InGaN势垒层厚度和粗糙度散射迁移率之间的关系如图4所示. 界面粗糙度散射限制的迁移率与2DEG浓度的值成反比. 图中实验数据点是In摩尔组分含量为0.15时的实验数据[29,30], 可以看出与理论计算得出的结果相对更为接近, 因此本文中采用理论计算的方法是可行的. 图 4 在不同In摩尔组分下, InGaN势垒层厚度与界面粗糙度散射迁移率之间的关系 Figure4. The relationship between the thickness of InGaN and mobility limited by interface roughness scattering under different In mole fraction.
InGaN势垒层厚度和偶极子散射迁移率之间的关系如图5所示, 图中的实验数据点代表的是In摩尔组分含量为0.15的实验数据[31], 本文计算结果与现存的实验数据存在一定误差, 理论模型需要进行进一步细化, 减小误差. 误差可能来自计算屏蔽电位的过程中质心距离和正负电荷中心距离的取值. InGaN势垒层厚度的增加会提升随机偶极散射对载流子迁移率的影响, 且In摩尔组分越大, 随机偶极散射限制的迁移率升高越快, 证明In摩尔组分含量降低会大大降低随机偶极散射对载流子迁移率的影响. 图 5 在不同In摩尔组分下, InGaN势垒层厚度与随机偶极散射的迁移率之间的关系 Figure5. The relationship between the thickness of InGaN and mobility limited by random dipole scattering under different In mole fraction.
极性光学声子散射迁移率和InGaN势垒层厚度的关系如图6所示, 图中实验数据点[31]是In摩尔组分含量为0.05时的实验数据, 与理论计算结果较为接近, 误差在允许范围内. 对于InGaN沟道层而言, 随着InGaN势垒层厚度的增加, In组分含量越低迁移率下降越慢. 图 6 极性光学声子散射迁移率和InGaN势垒层厚度的关系 Figure6. The relationship between the thickness of InGaN and polar optical phonon scattering.
综上所述, 在完成不同散射种类影响下迁移率的研究的同时, 我们需要考虑总迁移率与InGaN插入层厚度的关系曲线. 以Al摩尔组分为0.2, In摩尔组分为0.05为例, 无InGaN插入层时总迁移率只有7395.748 cm2·V–1·s–1, 此时限制迁移率的主要散射机制是界面粗糙度散射, 随着InGaN势垒层厚度增加, 限制迁移率的主要散射机制已经由界面粗糙度散射转变为随机偶极散射. 倘若继续增加InGaN势垒层的厚度至 InGaN势垒层厚度大于5 nm之后, 2DEG浓度会保持在某一取值范围稳定不变. 图7给出了在不同In摩尔组分下, 总迁移率和InGaN势垒层厚度的关系. 当In摩尔组分为0.05, 0.10和0.15时, 起初总迁移率也会由于界面粗糙度散射迁移率的降低而明显增大, 但达到极值之后, 随着InGaN势垒层厚度的增加, 迁移率降低并没有In摩尔组分为0.15时明显. 图 7 在不同In摩尔组分下, 总迁移率和InGaN势垒层厚度的关系 Figure7. The relationship between the thickness of InGaN and total mobility under different In mole fraction.

-- -- --

练习目标 - 把上面这段关于InGaN势垒层与迁移率的节选中，从“综上所述, 在完成不同散射种类影响下迁移率的研究的同时, 我们需要考虑总迁移率与InGaN插入层厚度的关系曲线.”一直到“mobility under different In mole fraction.”的全部文字照原文输出。

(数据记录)
-- -- --

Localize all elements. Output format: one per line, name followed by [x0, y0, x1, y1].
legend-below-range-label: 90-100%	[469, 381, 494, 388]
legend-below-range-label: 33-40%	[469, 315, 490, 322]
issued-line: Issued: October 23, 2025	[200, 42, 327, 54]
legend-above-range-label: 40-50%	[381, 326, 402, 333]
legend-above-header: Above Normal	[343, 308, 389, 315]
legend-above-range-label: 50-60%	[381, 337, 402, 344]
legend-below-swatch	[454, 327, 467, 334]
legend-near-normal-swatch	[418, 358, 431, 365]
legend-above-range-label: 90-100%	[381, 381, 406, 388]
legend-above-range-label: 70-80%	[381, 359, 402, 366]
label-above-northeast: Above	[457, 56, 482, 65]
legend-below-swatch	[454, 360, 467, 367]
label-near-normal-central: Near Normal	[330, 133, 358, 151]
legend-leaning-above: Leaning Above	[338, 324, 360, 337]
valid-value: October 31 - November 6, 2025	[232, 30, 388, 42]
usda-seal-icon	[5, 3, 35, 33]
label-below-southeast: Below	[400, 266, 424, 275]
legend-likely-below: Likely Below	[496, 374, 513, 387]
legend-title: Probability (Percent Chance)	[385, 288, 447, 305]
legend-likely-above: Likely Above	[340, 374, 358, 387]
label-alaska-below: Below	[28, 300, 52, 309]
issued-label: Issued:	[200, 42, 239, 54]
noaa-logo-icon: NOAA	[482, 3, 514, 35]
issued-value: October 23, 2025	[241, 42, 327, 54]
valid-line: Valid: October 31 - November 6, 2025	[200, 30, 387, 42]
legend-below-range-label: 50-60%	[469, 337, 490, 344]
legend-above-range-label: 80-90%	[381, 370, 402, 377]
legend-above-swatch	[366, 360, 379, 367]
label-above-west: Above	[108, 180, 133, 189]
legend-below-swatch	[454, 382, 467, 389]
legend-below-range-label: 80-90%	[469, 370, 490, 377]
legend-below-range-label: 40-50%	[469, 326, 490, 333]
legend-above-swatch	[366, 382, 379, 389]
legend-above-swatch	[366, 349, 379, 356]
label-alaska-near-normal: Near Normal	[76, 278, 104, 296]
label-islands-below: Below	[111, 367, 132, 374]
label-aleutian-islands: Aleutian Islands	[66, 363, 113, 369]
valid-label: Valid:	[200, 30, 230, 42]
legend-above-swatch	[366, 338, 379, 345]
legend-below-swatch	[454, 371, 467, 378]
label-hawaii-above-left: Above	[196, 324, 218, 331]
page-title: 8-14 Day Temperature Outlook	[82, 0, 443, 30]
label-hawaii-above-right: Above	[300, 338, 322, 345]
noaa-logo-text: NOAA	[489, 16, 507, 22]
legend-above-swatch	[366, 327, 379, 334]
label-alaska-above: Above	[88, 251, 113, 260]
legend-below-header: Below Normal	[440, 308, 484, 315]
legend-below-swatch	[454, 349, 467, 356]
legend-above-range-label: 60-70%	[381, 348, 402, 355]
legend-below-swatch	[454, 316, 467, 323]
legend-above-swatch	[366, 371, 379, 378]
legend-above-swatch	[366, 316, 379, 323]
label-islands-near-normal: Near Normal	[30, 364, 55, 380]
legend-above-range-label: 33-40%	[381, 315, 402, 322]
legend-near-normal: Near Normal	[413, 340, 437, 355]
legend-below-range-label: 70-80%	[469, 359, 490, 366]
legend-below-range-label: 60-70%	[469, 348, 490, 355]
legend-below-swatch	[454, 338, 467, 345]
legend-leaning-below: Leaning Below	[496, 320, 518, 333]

-- -- --

参考答案 -
综上所述, 在完成不同散射种类影响下迁移率的研究的同时, 我们需要考虑总迁移率与InGaN插入层厚度的关系曲线. 以Al摩尔组分为0.2, In摩尔组分为0.05为例, 无InGaN插入层时总迁移率只有7395.748 cm2·V–1·s–1, 此时限制迁移率的主要散射机制是界面粗糙度散射, 随着InGaN势垒层厚度增加, 限制迁移率的主要散射机制已经由界面粗糙度散射转变为随机偶极散射. 倘若继续增加InGaN势垒层的厚度至 InGaN势垒层厚度大于5 nm之后, 2DEG浓度会保持在某一取值范围稳定不变. 图7给出了在不同In摩尔组分下, 总迁移率和InGaN势垒层厚度的关系. 当In摩尔组分为0.05, 0.10和0.15时, 起初总迁移率也会由于界面粗糙度散射迁移率的降低而明显增大, 但达到极值之后, 随着InGaN势垒层厚度的增加, 迁移率降低并没有In摩尔组分为0.15时明显. 图 7 在不同In摩尔组分下, 总迁移率和InGaN势垒层厚度的关系 Figure7. The relationship between the thickness of InGaN and total mobility under different In mole fraction.